Member of the Kentucky House of Representatives from the 15th district
- In office January 1, 1997 – January 1, 2017
- Preceded by: Charles Nelson
- Succeeded by: Melinda Gibbons Prunty

Personal details
- Born: March 21, 1949 Greenville, Kentucky, U.S.
- Died: August 20, 2021 (aged 72) Owensboro, Kentucky, U.S.
- Party: Democratic
- Spouse: Jan Yonts
- Children: 3
- Alma mater: Murray State University University of Kentucky College of Law

Military service
- Branch/service: United States Army Adjutant General's Corps
- Years of service: 1971–1973
- Rank: First Lieutenant

= Brent Yonts =

American politician (1949–2021)

Larry Brent Yonts (March 21, 1949 – August 20, 2021) was an American politician and a Democratic member of the Kentucky House of Representatives from District 15. He took office in 1997 and was defeated for re-election in 2016 by Republican Melinda Gibbons Prunty.

Yonts died from COVID-19 at a hospital in Owensboro, Kentucky, on August 20, 2021, aged 72.

==Education==
Yonts earned his BS from Murray State University, and his JD from the University of Kentucky College of Law.

==Elections==
- 1994 Yonts ran in the District 15 1994 Democratic Primary, but lost to Charles Nelson, who went on to win the November 8, 1994 General election.
- 1996 When Representative Nelson left the Legislature and left the seat open, Yonts won the six-way 1996 Democratic Primary and won the November 5, 1996 General election against Republican nominee Marshall Prunty.
- 1998 Yonts was unopposed for both the 1998 Democratic Primary and the November 3, 1998 General election.
- 2000 Yonts was unopposed for both the 2000 Democratic Primary and the November 7, 2000 General election, winning with 9,448 votes.
- 2002 Yonts was unopposed for both the 2002 Democratic Primary and the November 5, 2002 General election, winning with 8,348 votes.
- 2004 Yonts was unopposed for both the 2004 Democratic Primary and the November 2, 2004 General election, winning with 10,259 votes.
- 2006 Yonts unopposed for the 2006 Democratic Primary and won the November 7, 2006 General election with 9,315 votes (71.6%) against Republican nominee Matthew Oates.
- 2008 Yonts was challenged in the 2008 Democratic Primary, winning with 5,805 votes (69.4%) and was unopposed for the November 4, 2008 General election, winning with 12,275 votes.
- 2010 Yonts was unopposed for both the May 18, 2010 Democratic Primary and the November 2, 2010 General election, winning with 8,288 votes.
- 2012 Yonts and returning 1996 Republican opponent Marshall Prunty were both unopposed for their May 22, 2012 primaries, setting up a rematch; Yonts won the November 6, 2012 General election with 8,696 votes (56.0%) against Prunty.
- 2016 Yonts was defeated in the general election by Melinda Gibbons Prunty (wife of Marshall Prunty), who carried 57.1% of the vote.

__________________________________________________

Task 1 » Using the Brent Yonts biography, list every election year in which Yonts was unopposed in both the Democratic primary and the general election.
Task 2 » According to the Brent Yonts biography, why was the 2012 general election between Yonts and Marshall Prunty a rematch?
Task 3 » Decide whether each statement agrees with the Brent Yonts biography: (a) Yonts won the District 15 Democratic primary in 1994. (b) Yonts won the 2006 general election with 71.6% of the vote. (c) Melinda Gibbons Prunty is the wife of Marshall Prunty.

Recorded data »

__________________________________________________

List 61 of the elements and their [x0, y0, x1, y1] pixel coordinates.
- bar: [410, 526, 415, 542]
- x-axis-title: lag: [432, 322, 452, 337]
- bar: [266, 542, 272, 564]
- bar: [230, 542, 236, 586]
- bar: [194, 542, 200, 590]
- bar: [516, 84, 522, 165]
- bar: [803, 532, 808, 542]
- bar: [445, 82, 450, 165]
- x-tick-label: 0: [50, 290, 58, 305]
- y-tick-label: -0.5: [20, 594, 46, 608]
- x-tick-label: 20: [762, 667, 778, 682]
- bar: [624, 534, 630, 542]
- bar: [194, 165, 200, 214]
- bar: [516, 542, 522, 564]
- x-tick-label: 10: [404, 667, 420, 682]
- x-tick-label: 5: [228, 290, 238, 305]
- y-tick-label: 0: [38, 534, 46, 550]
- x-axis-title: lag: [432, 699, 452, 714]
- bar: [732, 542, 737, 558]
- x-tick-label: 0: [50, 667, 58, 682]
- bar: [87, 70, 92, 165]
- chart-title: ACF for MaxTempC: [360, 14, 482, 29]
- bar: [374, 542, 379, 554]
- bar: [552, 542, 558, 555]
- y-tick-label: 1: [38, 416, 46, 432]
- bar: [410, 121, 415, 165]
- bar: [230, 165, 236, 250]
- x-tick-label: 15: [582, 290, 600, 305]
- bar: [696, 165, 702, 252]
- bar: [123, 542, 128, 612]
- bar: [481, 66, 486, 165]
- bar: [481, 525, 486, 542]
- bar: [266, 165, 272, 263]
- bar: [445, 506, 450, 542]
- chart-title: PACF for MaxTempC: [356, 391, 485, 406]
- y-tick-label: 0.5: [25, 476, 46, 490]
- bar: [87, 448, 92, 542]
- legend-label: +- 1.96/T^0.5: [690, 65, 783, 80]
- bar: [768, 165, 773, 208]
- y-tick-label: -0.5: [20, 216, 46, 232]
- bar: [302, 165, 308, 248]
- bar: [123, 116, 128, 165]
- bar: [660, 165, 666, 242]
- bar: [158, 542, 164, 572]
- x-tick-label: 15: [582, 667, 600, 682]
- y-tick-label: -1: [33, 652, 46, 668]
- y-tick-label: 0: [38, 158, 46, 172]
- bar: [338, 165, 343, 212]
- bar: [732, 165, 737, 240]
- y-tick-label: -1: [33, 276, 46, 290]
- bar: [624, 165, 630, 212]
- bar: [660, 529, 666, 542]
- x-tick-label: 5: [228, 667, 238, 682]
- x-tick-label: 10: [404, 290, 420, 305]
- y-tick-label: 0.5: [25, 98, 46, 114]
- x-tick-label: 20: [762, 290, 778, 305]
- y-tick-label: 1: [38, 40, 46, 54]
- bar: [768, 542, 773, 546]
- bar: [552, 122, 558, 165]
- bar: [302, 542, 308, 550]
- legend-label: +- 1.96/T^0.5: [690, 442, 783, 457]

__________________________________________________

Task response 1 » 1998, 2000, 2002, 2004, 2010

Task response 2 » Marshall Prunty had been Yonts's Republican opponent in the 1996 general election. In 2012, both men were unopposed in their May 22 primaries, which set up a second contest between them.

Task response 3 »
(a) No: "Yonts ran in the District 15 1994 Democratic Primary, but lost to Charles Nelson"
(b) Yes: "won the November 7, 2006 General election with 9,315 votes (71.6%)"
(c) Yes: "Melinda Gibbons Prunty (wife of Marshall Prunty)"